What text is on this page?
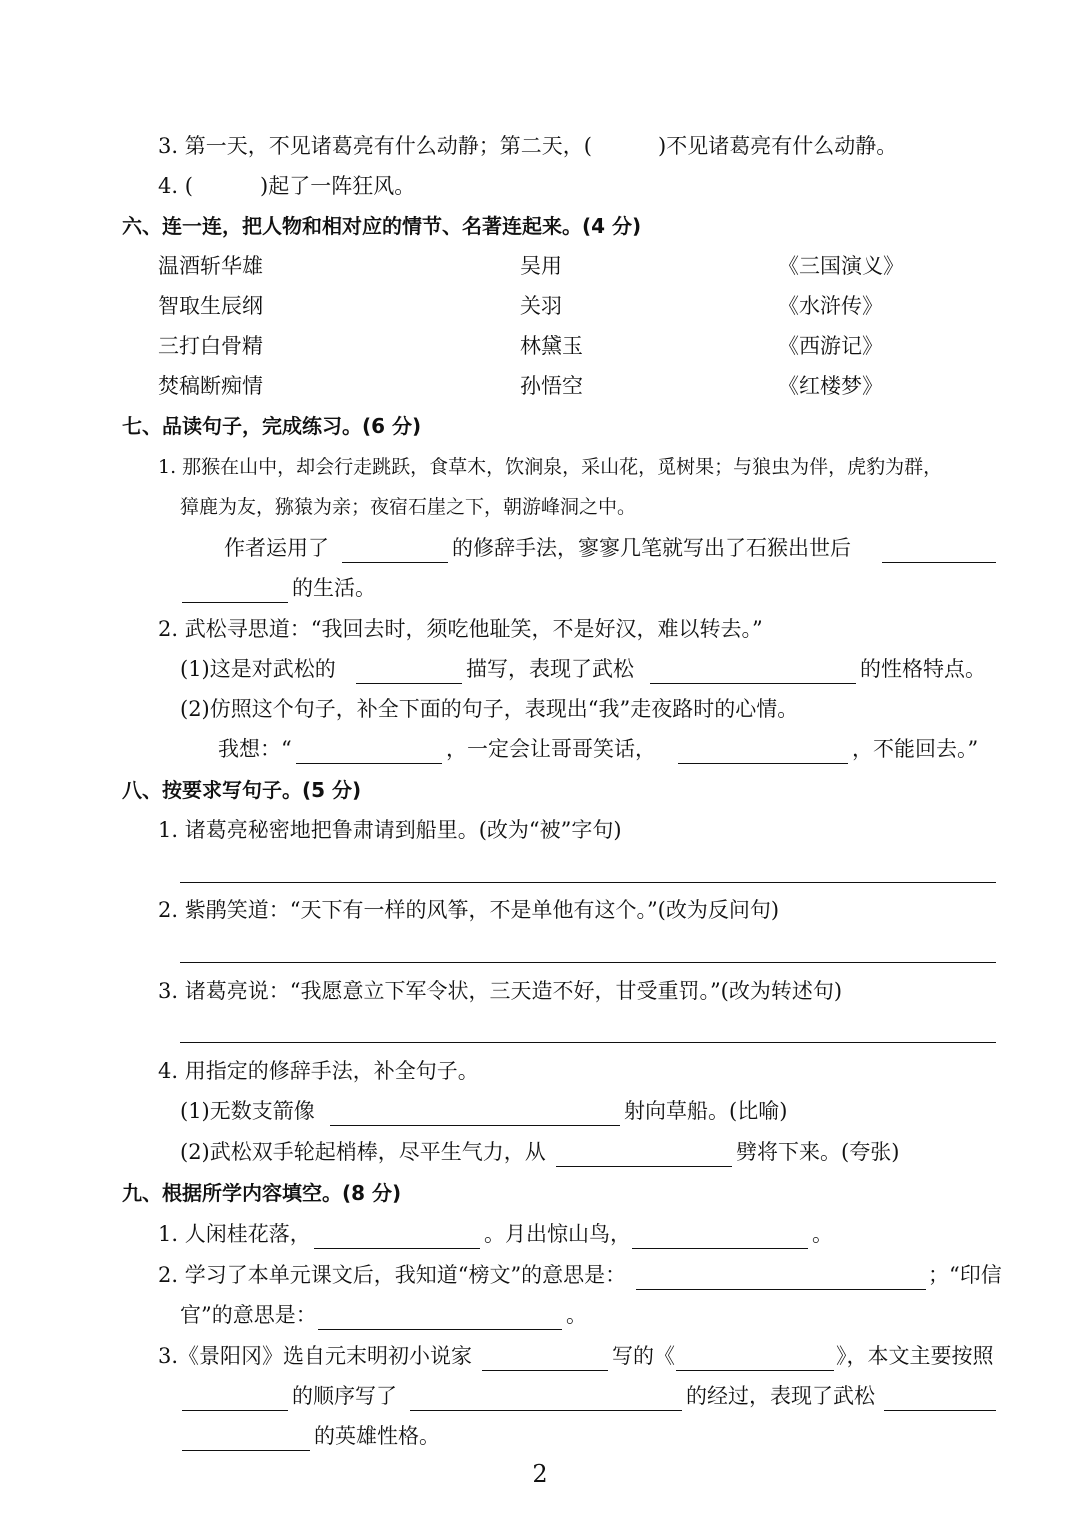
3. 第一天，不见诸葛亮有什么动静；第二天，(	)不见诸葛亮有什么动静。
4. (	)起了一阵狂风。
六、连一连，把人物和相对应的情节、名著连起来。(4 分)
温酒斩华雄	吴用	《三国演义》
智取生辰纲	关羽	《水浒传》
三打白骨精	林黛玉	《西游记》
焚稿断痴情	孙悟空	《红楼梦》
七、品读句子，完成练习。(6 分)
1. 那猴在山中，却会行走跳跃，食草木，饮涧泉，采山花，觅树果；与狼虫为伴，虎豹为群，
獐鹿为友，猕猿为亲；夜宿石崖之下，朝游峰洞之中。
作者运用了	的修辞手法，寥寥几笔就写出了石猴出世后
的生活。
2. 武松寻思道：“我回去时，须吃他耻笑，不是好汉，难以转去。”
(1)这是对武松的	描写，表现了武松	的性格特点。
(2)仿照这个句子，补全下面的句子，表现出“我”走夜路时的心情。
我想：“	，一定会让哥哥笑话，	，不能回去。”
八、按要求写句子。(5 分)
1. 诸葛亮秘密地把鲁肃请到船里。(改为“被”字句)
2. 紫鹃笑道：“天下有一样的风筝，不是单他有这个。”(改为反问句)
3. 诸葛亮说：“我愿意立下军令状，三天造不好，甘受重罚。”(改为转述句)
4. 用指定的修辞手法，补全句子。
(1)无数支箭像	射向草船。(比喻)
(2)武松双手轮起梢棒，尽平生气力，从	劈将下来。(夸张)
九、根据所学内容填空。(8 分)
1. 人闲桂花落，	。月出惊山鸟，	。
2. 学习了本单元课文后，我知道“榜文”的意思是：	；“印信
官”的意思是：	。
3.《景阳冈》选自元末明初小说家	写的《	》，本文主要按照
的顺序写了	的经过，表现了武松
的英雄性格。
2
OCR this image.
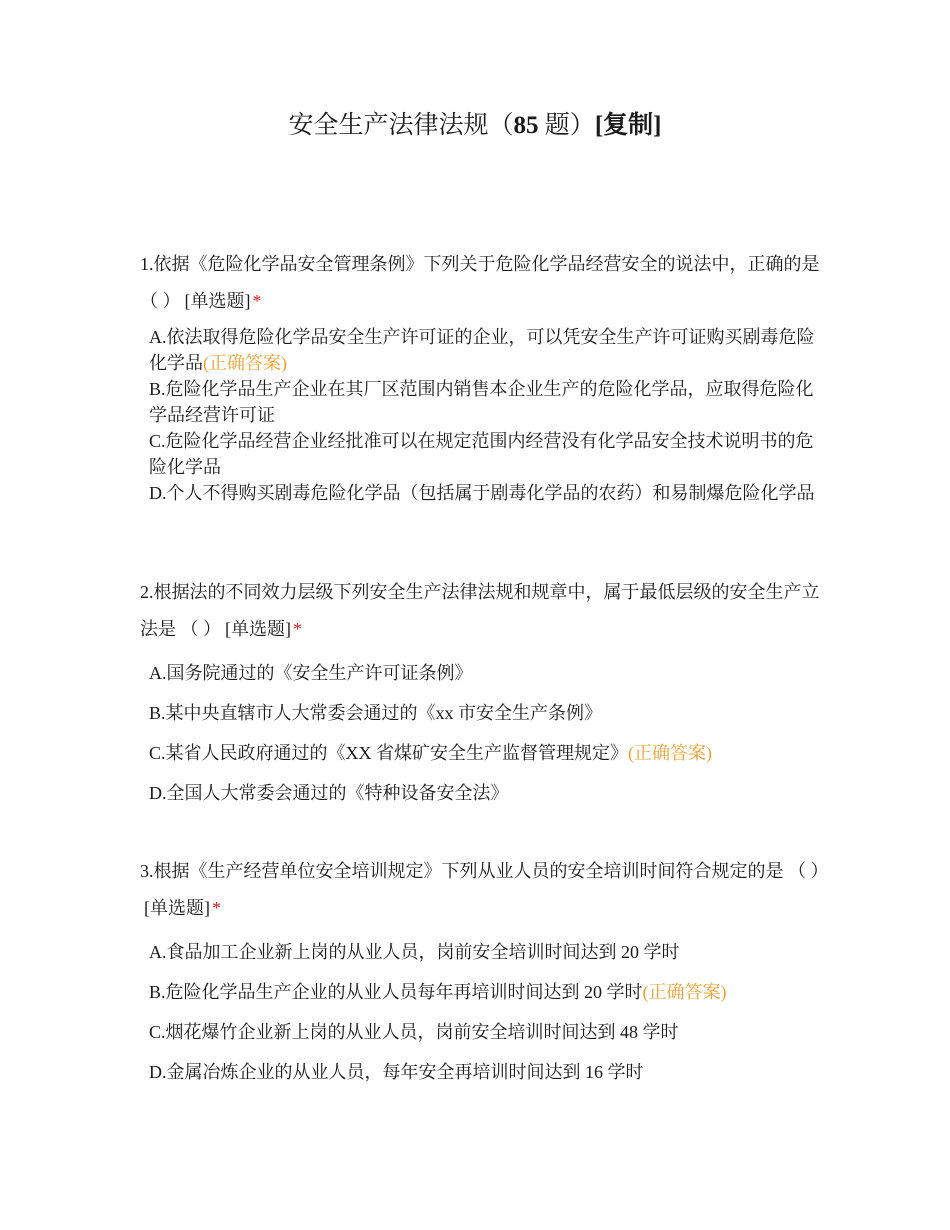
安全生产法律法规（85 题）[复制]

1.依据《危险化学品安全管理条例》下列关于危险化学品经营安全的说法中，正确的是 （ ） [单选题] *

A.依法取得危险化学品安全生产许可证的企业，可以凭安全生产许可证购买剧毒危险化学品(正确答案)
B.危险化学品生产企业在其厂区范围内销售本企业生产的危险化学品，应取得危险化学品经营许可证
C.危险化学品经营企业经批准可以在规定范围内经营没有化学品安全技术说明书的危险化学品
D.个人不得购买剧毒危险化学品（包括属于剧毒化学品的农药）和易制爆危险化学品

2.根据法的不同效力层级下列安全生产法律法规和规章中，属于最低层级的安全生产立法是 （ ） [单选题] *

A.国务院通过的《安全生产许可证条例》
B.某中央直辖市人大常委会通过的《xx 市安全生产条例》
C.某省人民政府通过的《XX 省煤矿安全生产监督管理规定》(正确答案)
D.全国人大常委会通过的《特种设备安全法》

3.根据《生产经营单位安全培训规定》下列从业人员的安全培训时间符合规定的是 （ ）[单选题] *

A.食品加工企业新上岗的从业人员，岗前安全培训时间达到 20 学时
B.危险化学品生产企业的从业人员每年再培训时间达到 20 学时(正确答案)
C.烟花爆竹企业新上岗的从业人员，岗前安全培训时间达到 48 学时
D.金属冶炼企业的从业人员，每年安全再培训时间达到 16 学时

__TASK OBJECTIVE__: Count how many lines above include the word "正确答案" and answer with that figure only.

__THE REPLY__: 3